→ **Data listing**:
_____
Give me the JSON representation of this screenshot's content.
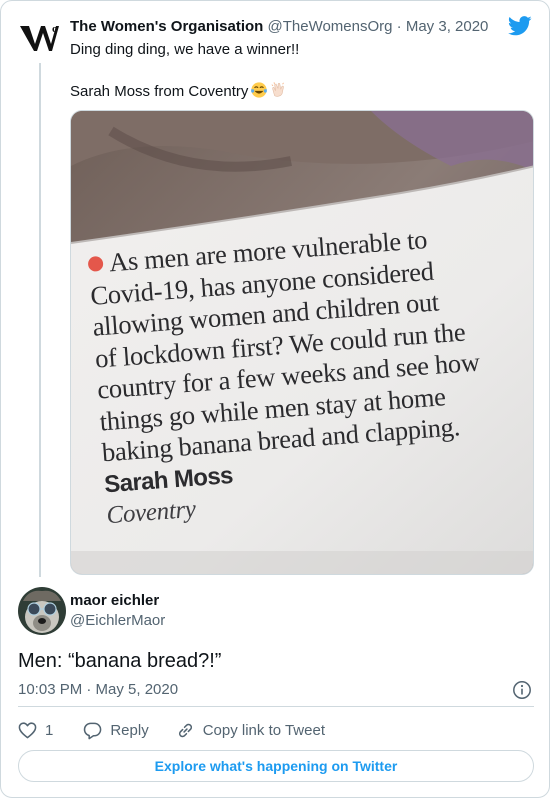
{
  "parent_tweet": {
    "author_name": "The Women's Organisation",
    "author_handle": "@TheWomensOrg",
    "separator": "·",
    "date": "May 3, 2020",
    "text_line1": "Ding ding ding, we have a winner!!",
    "text_line2": "Sarah Moss from Coventry",
    "emojis": [
      "face-with-tears-of-joy",
      "clapping-hands"
    ],
    "image": {
      "lines": [
        "As men are more vulnerable to",
        "Covid-19, has anyone considered",
        "allowing women and children out",
        "of lockdown first? We could run the",
        "country for a few weeks and see how",
        "things go while men stay at home",
        "baking banana bread and clapping."
      ],
      "author": "Sarah Moss",
      "city": "Coventry"
    }
  },
  "tweet": {
    "author_name": "maor eichler",
    "author_handle": "@EichlerMaor",
    "text": "Men: “banana bread?!”",
    "timestamp": "10:03 PM · May 5, 2020",
    "like_count": "1",
    "reply_label": "Reply",
    "copy_link_label": "Copy link to Tweet"
  },
  "explore_label": "Explore what's happening on Twitter",
  "icons": {
    "brand": "twitter-bird-icon",
    "like": "heart-icon",
    "reply": "speech-bubble-icon",
    "copy": "link-icon",
    "info": "info-icon"
  },
  "colors": {
    "accent": "#1d9bf0",
    "text": "#0f1419",
    "muted": "#536471",
    "border": "#cfd9de",
    "bullet": "#e4574b"
  }
}
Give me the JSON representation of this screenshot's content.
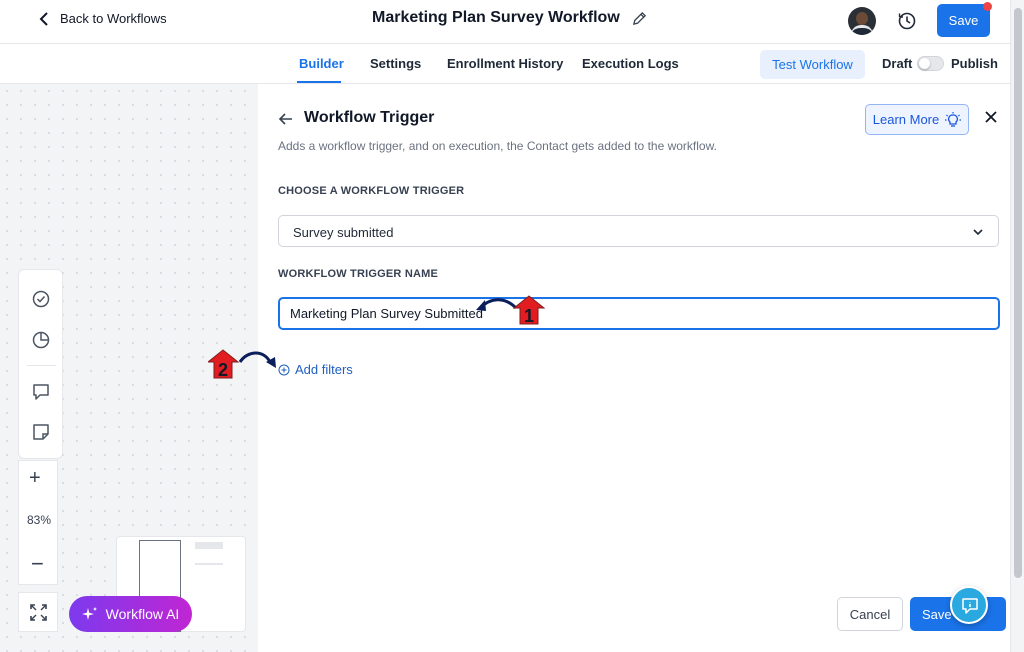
{
  "header": {
    "back_label": "Back to Workflows",
    "workflow_title": "Marketing Plan Survey Workflow",
    "save_label": "Save"
  },
  "tabs": [
    {
      "label": "Builder",
      "active": true
    },
    {
      "label": "Settings",
      "active": false
    },
    {
      "label": "Enrollment History",
      "active": false
    },
    {
      "label": "Execution Logs",
      "active": false
    }
  ],
  "tab_actions": {
    "test_label": "Test Workflow",
    "draft_label": "Draft",
    "publish_label": "Publish",
    "publish_on": false
  },
  "canvas": {
    "zoom_level": "83%",
    "workflow_ai_label": "Workflow AI"
  },
  "panel": {
    "title": "Workflow Trigger",
    "description": "Adds a workflow trigger, and on execution, the Contact gets added to the workflow.",
    "learn_more_label": "Learn More",
    "choose_label": "CHOOSE A WORKFLOW TRIGGER",
    "trigger_selected": "Survey submitted",
    "name_label": "WORKFLOW TRIGGER NAME",
    "name_value": "Marketing Plan Survey Submitted",
    "add_filters_label": "Add filters",
    "cancel_label": "Cancel",
    "save_trigger_label": "Save"
  },
  "annotations": [
    "1",
    "2"
  ],
  "colors": {
    "primary": "#1a73e8",
    "annotation_red": "#e11d21",
    "annotation_arrow": "#0b1f5c"
  },
  "icons": [
    "chevron-left-icon",
    "pencil-icon",
    "history-icon",
    "check-circle-icon",
    "pie-chart-icon",
    "comment-icon",
    "sticky-note-icon",
    "expand-icon",
    "sparkle-icon",
    "arrow-left-icon",
    "lightbulb-icon",
    "close-icon",
    "chevron-down-icon",
    "plus-circle-icon",
    "help-chat-icon"
  ]
}
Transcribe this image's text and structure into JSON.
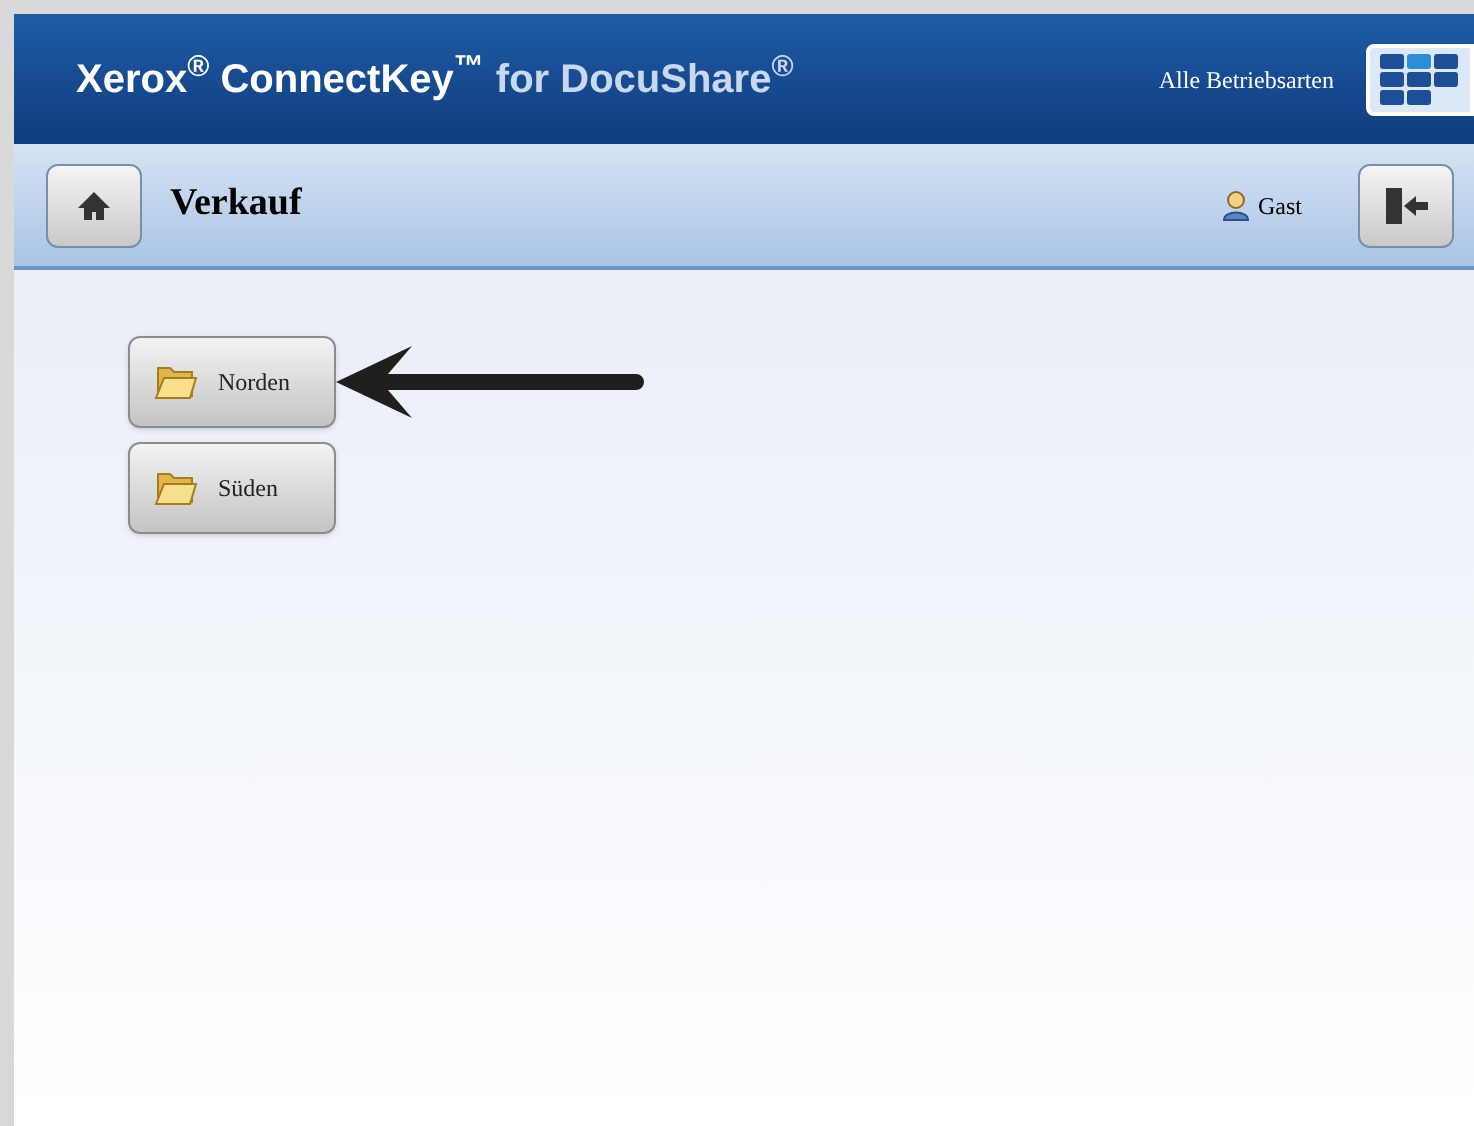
{
  "header": {
    "brand": "Xerox$^{®}$ ConnectKey$^{™}$",
    "product": "for DocuShare$^{®}$",
    "mode_label": "Alle Betriebsarten"
  },
  "toolbar": {
    "title": "Verkauf",
    "user": "Gast"
  },
  "folders": [
    {
      "label": "Norden",
      "pointed": true
    },
    {
      "label": "Süden",
      "pointed": false
    }
  ]
}
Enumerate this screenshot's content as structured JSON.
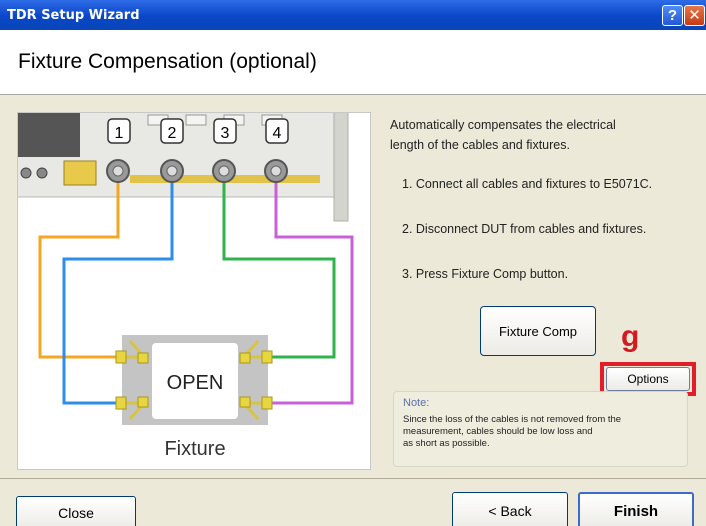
{
  "window": {
    "title": "TDR Setup Wizard",
    "help_glyph": "?",
    "close_glyph": "✕"
  },
  "header": {
    "title": "Fixture Compensation (optional)"
  },
  "diagram": {
    "port_labels": [
      "1",
      "2",
      "3",
      "4"
    ],
    "fixture_state": "OPEN",
    "fixture_label": "Fixture",
    "cable_colors": [
      "#F5A623",
      "#2D8DEB",
      "#2FB34A",
      "#C860D8"
    ]
  },
  "instructions": {
    "intro_line1": "Automatically compensates the electrical",
    "intro_line2": "length of the cables and fixtures.",
    "step1": "1. Connect all cables and fixtures to E5071C.",
    "step2": "2. Disconnect DUT from cables and fixtures.",
    "step3": "3. Press Fixture Comp button."
  },
  "buttons": {
    "fixture_comp": "Fixture Comp",
    "options": "Options",
    "close": "Close",
    "back": "< Back",
    "finish": "Finish"
  },
  "callout": {
    "letter": "g",
    "color": "#E21E2B"
  },
  "note": {
    "label": "Note:",
    "line1": "Since the loss of the cables is not removed from the",
    "line2": "measurement, cables should be low loss and",
    "line3": "as short as possible."
  }
}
_____
→ **Objective**:
Every record gets retyped exactly; no picture goes into the copy.

→ **Result of the task**:
Give me the JSON representation of this screenshot's content.
{
  "parent_tweet": {
    "author_name": "The Women's Organisation",
    "author_handle": "@TheWomensOrg",
    "separator": "·",
    "date": "May 3, 2020",
    "text_line1": "Ding ding ding, we have a winner!!",
    "text_line2": "Sarah Moss from Coventry",
    "emojis": [
      "face-with-tears-of-joy",
      "clapping-hands"
    ],
    "image": {
      "lines": [
        "As men are more vulnerable to",
        "Covid-19, has anyone considered",
        "allowing women and children out",
        "of lockdown first? We could run the",
        "country for a few weeks and see how",
        "things go while men stay at home",
        "baking banana bread and clapping."
      ],
      "author": "Sarah Moss",
      "city": "Coventry"
    }
  },
  "tweet": {
    "author_name": "maor eichler",
    "author_handle": "@EichlerMaor",
    "text": "Men: “banana bread?!”",
    "timestamp": "10:03 PM · May 5, 2020",
    "like_count": "1",
    "reply_label": "Reply",
    "copy_link_label": "Copy link to Tweet"
  },
  "explore_label": "Explore what's happening on Twitter",
  "icons": {
    "brand": "twitter-bird-icon",
    "like": "heart-icon",
    "reply": "speech-bubble-icon",
    "copy": "link-icon",
    "info": "info-icon"
  },
  "colors": {
    "accent": "#1d9bf0",
    "text": "#0f1419",
    "muted": "#536471",
    "border": "#cfd9de",
    "bullet": "#e4574b"
  }
}
Give me the JSON representation of this screenshot's content.
{
  "header": {
    "back_label": "Back to Workflows",
    "workflow_title": "Marketing Plan Survey Workflow",
    "save_label": "Save"
  },
  "tabs": [
    {
      "label": "Builder",
      "active": true
    },
    {
      "label": "Settings",
      "active": false
    },
    {
      "label": "Enrollment History",
      "active": false
    },
    {
      "label": "Execution Logs",
      "active": false
    }
  ],
  "tab_actions": {
    "test_label": "Test Workflow",
    "draft_label": "Draft",
    "publish_label": "Publish",
    "publish_on": false
  },
  "canvas": {
    "zoom_level": "83%",
    "workflow_ai_label": "Workflow AI"
  },
  "panel": {
    "title": "Workflow Trigger",
    "description": "Adds a workflow trigger, and on execution, the Contact gets added to the workflow.",
    "learn_more_label": "Learn More",
    "choose_label": "CHOOSE A WORKFLOW TRIGGER",
    "trigger_selected": "Survey submitted",
    "name_label": "WORKFLOW TRIGGER NAME",
    "name_value": "Marketing Plan Survey Submitted",
    "add_filters_label": "Add filters",
    "cancel_label": "Cancel",
    "save_trigger_label": "Save"
  },
  "annotations": [
    "1",
    "2"
  ],
  "colors": {
    "primary": "#1a73e8",
    "annotation_red": "#e11d21",
    "annotation_arrow": "#0b1f5c"
  },
  "icons": [
    "chevron-left-icon",
    "pencil-icon",
    "history-icon",
    "check-circle-icon",
    "pie-chart-icon",
    "comment-icon",
    "sticky-note-icon",
    "expand-icon",
    "sparkle-icon",
    "arrow-left-icon",
    "lightbulb-icon",
    "close-icon",
    "chevron-down-icon",
    "plus-circle-icon",
    "help-chat-icon"
  ]
}
Transcribe this image's text and structure into JSON.
{
  "header": {
    "brand": "Xerox$^{®}$ ConnectKey$^{™}$",
    "product": "for DocuShare$^{®}$",
    "mode_label": "Alle Betriebsarten"
  },
  "toolbar": {
    "title": "Verkauf",
    "user": "Gast"
  },
  "folders": [
    {
      "label": "Norden",
      "pointed": true
    },
    {
      "label": "Süden",
      "pointed": false
    }
  ]
}
Enumerate this screenshot's content as structured JSON.
{
  "window": {
    "title": "TDR Setup Wizard",
    "help_glyph": "?",
    "close_glyph": "✕"
  },
  "header": {
    "title": "Fixture Compensation (optional)"
  },
  "diagram": {
    "port_labels": [
      "1",
      "2",
      "3",
      "4"
    ],
    "fixture_state": "OPEN",
    "fixture_label": "Fixture",
    "cable_colors": [
      "#F5A623",
      "#2D8DEB",
      "#2FB34A",
      "#C860D8"
    ]
  },
  "instructions": {
    "intro_line1": "Automatically compensates the electrical",
    "intro_line2": "length of the cables and fixtures.",
    "step1": "1. Connect all cables and fixtures to E5071C.",
    "step2": "2. Disconnect DUT from cables and fixtures.",
    "step3": "3. Press Fixture Comp button."
  },
  "buttons": {
    "fixture_comp": "Fixture Comp",
    "options": "Options",
    "close": "Close",
    "back": "< Back",
    "finish": "Finish"
  },
  "callout": {
    "letter": "g",
    "color": "#E21E2B"
  },
  "note": {
    "label": "Note:",
    "line1": "Since the loss of the cables is not removed from the",
    "line2": "measurement, cables should be low loss and",
    "line3": "as short as possible."
  }
}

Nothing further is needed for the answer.